--- Task prompt ---
Extract the records below word for word and ignore the images.

═══ Excerpted data ═══

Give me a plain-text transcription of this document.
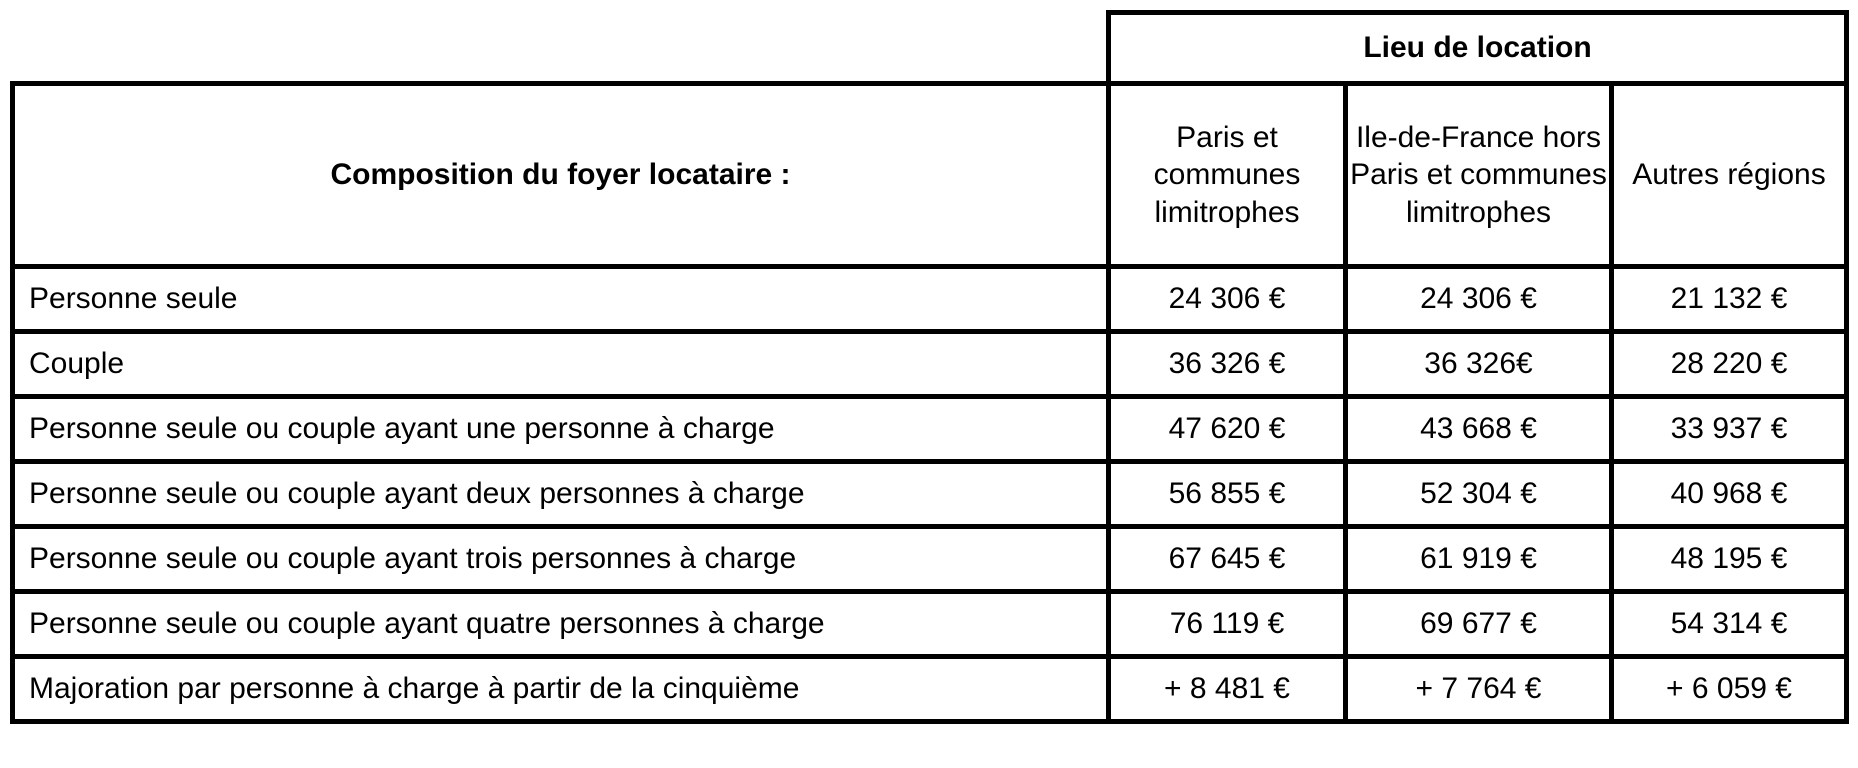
	Lieu de location		
Composition du foyer locataire :	Paris et communes limitrophes	Ile-de-France hors Paris et communes limitrophes	Autres régions
Personne seule	24 306 €	24 306 €	21 132 €
Couple	36 326 €	36 326€	28 220 €
Personne seule ou couple ayant une personne à charge	47 620 €	43 668 €	33 937 €
Personne seule ou couple ayant deux personnes à charge	56 855 €	52 304 €	40 968 €
Personne seule ou couple ayant trois personnes à charge	67 645 €	61 919 €	48 195 €
Personne seule ou couple ayant quatre personnes à charge	76 119 €	69 677 €	54 314 €
Majoration par personne à charge à partir de la cinquième	+ 8 481 €	+ 7 764 €	+ 6 059 €
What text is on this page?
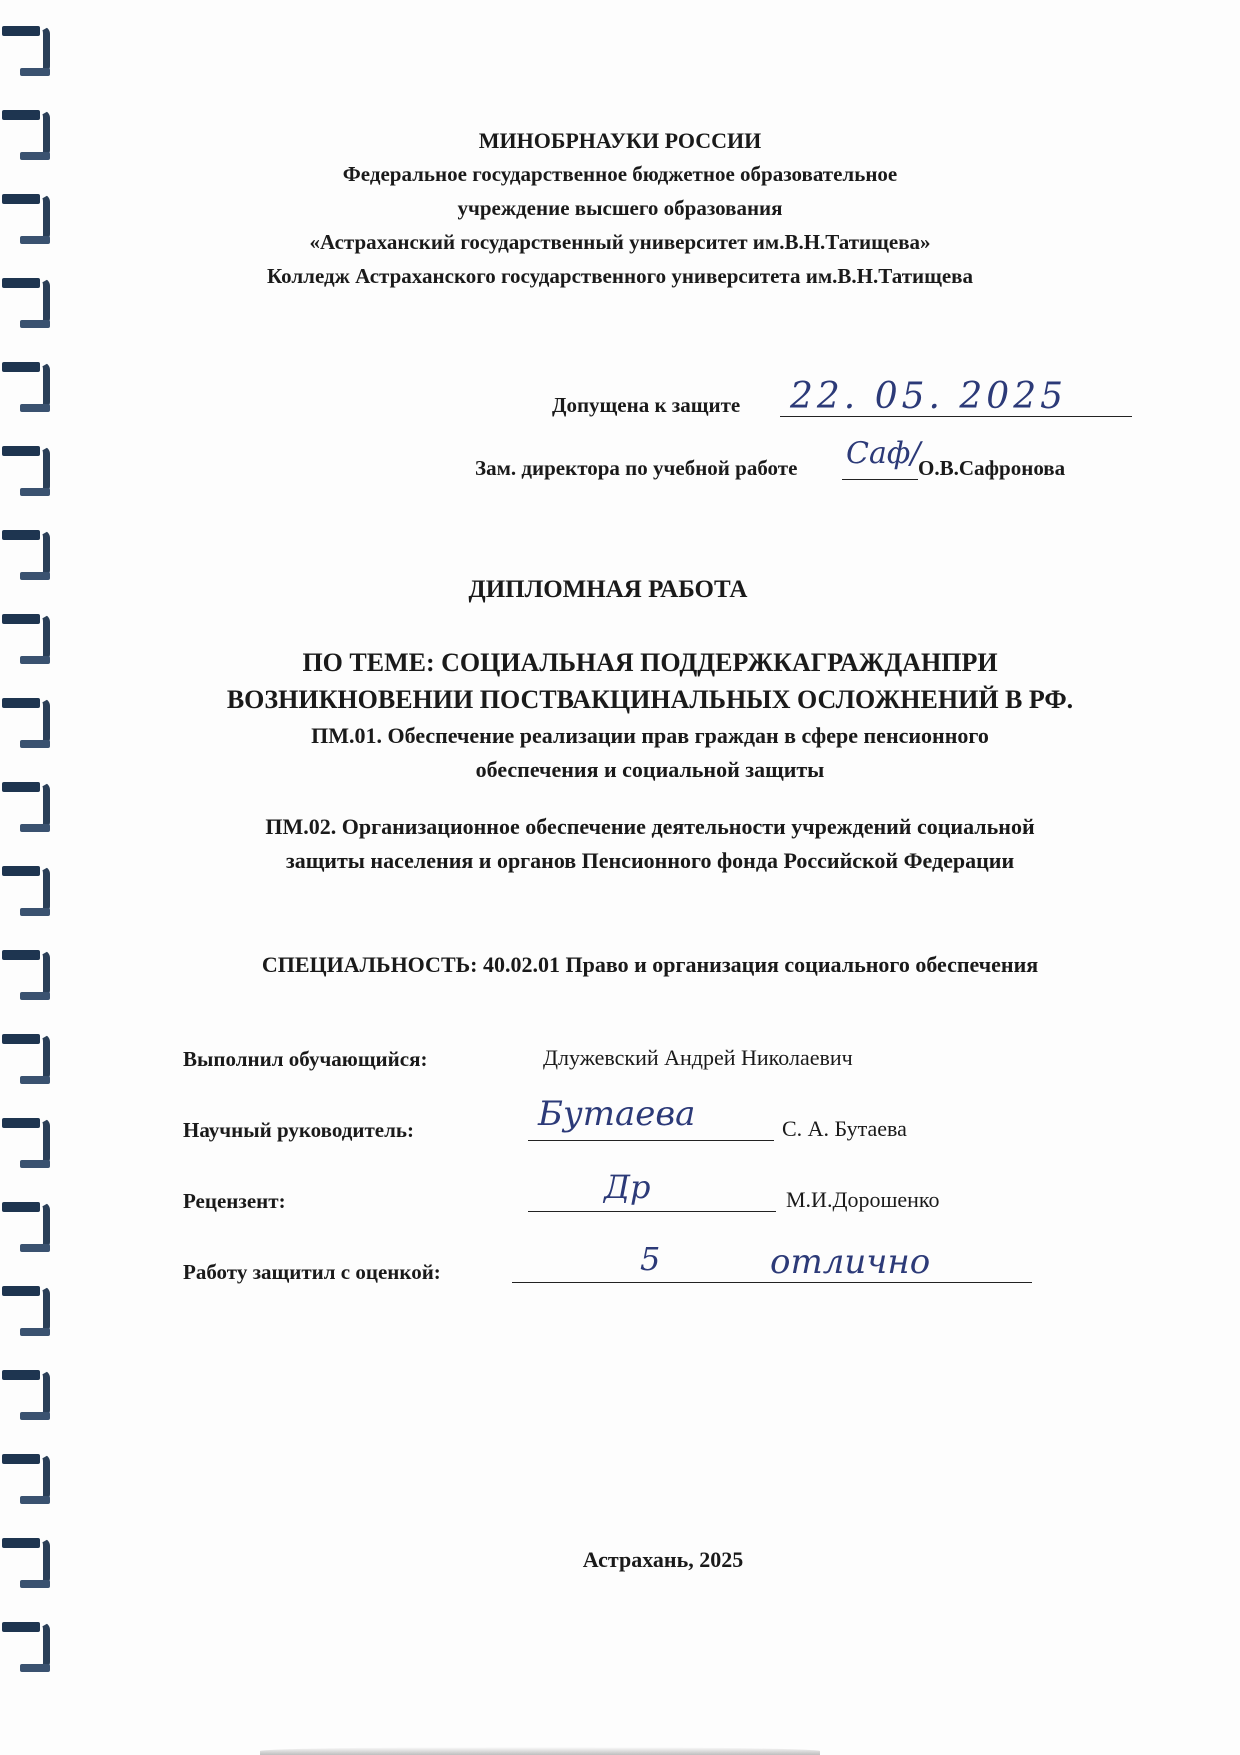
МИНОБРНАУКИ РОССИИ
Федеральное государственное бюджетное образовательное
учреждение высшего образования
«Астраханский государственный университет им.В.Н.Татищева»
Колледж Астраханского государственного университета им.В.Н.Татищева
Допущена к защите 22. 05. 2025
Зам. директора по учебной работе Саф/
О.В.Сафронова
ДИПЛОМНАЯ РАБОТА
ПО ТЕМЕ: СОЦИАЛЬНАЯ ПОДДЕРЖКАГРАЖДАНПРИ
ВОЗНИКНОВЕНИИ ПОСТВАКЦИНАЛЬНЫХ ОСЛОЖНЕНИЙ В РФ.
ПМ.01. Обеспечение реализации прав граждан в сфере пенсионного
обеспечения и социальной защиты
ПМ.02. Организационное обеспечение деятельности учреждений социальной
защиты населения и органов Пенсионного фонда Российской Федерации
СПЕЦИАЛЬНОСТЬ: 40.02.01 Право и организация социального обеспечения
Выполнил обучающийся:	Длужевский Андрей Николаевич
Научный руководитель:	Бутаева	С. А. Бутаева
Рецензент:	Др	М.И.Дорошенко
Работу защитил с оценкой:	5	отлично
Астрахань, 2025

═══

--- Full answer ---
Give me a plain-text transcription of this document.
	Lieu de location		
Composition du foyer locataire :	Paris et communes limitrophes	Ile-de-France hors Paris et communes limitrophes	Autres régions
Personne seule	24 306 €	24 306 €	21 132 €
Couple	36 326 €	36 326€	28 220 €
Personne seule ou couple ayant une personne à charge	47 620 €	43 668 €	33 937 €
Personne seule ou couple ayant deux personnes à charge	56 855 €	52 304 €	40 968 €
Personne seule ou couple ayant trois personnes à charge	67 645 €	61 919 €	48 195 €
Personne seule ou couple ayant quatre personnes à charge	76 119 €	69 677 €	54 314 €
Majoration par personne à charge à partir de la cinquième	+ 8 481 €	+ 7 764 €	+ 6 059 €
What text is on this page?
МИНОБРНАУКИ РОССИИ
Федеральное государственное бюджетное образовательное
учреждение высшего образования
«Астраханский государственный университет им.В.Н.Татищева»
Колледж Астраханского государственного университета им.В.Н.Татищева
Допущена к защите 22. 05. 2025
Зам. директора по учебной работе Саф/
О.В.Сафронова
ДИПЛОМНАЯ РАБОТА
ПО ТЕМЕ: СОЦИАЛЬНАЯ ПОДДЕРЖКАГРАЖДАНПРИ
ВОЗНИКНОВЕНИИ ПОСТВАКЦИНАЛЬНЫХ ОСЛОЖНЕНИЙ В РФ.
ПМ.01. Обеспечение реализации прав граждан в сфере пенсионного
обеспечения и социальной защиты
ПМ.02. Организационное обеспечение деятельности учреждений социальной
защиты населения и органов Пенсионного фонда Российской Федерации
СПЕЦИАЛЬНОСТЬ: 40.02.01 Право и организация социального обеспечения
Выполнил обучающийся:	Длужевский Андрей Николаевич
Научный руководитель:	Бутаева	С. А. Бутаева
Рецензент:	Др	М.И.Дорошенко
Работу защитил с оценкой:	5	отлично
Астрахань, 2025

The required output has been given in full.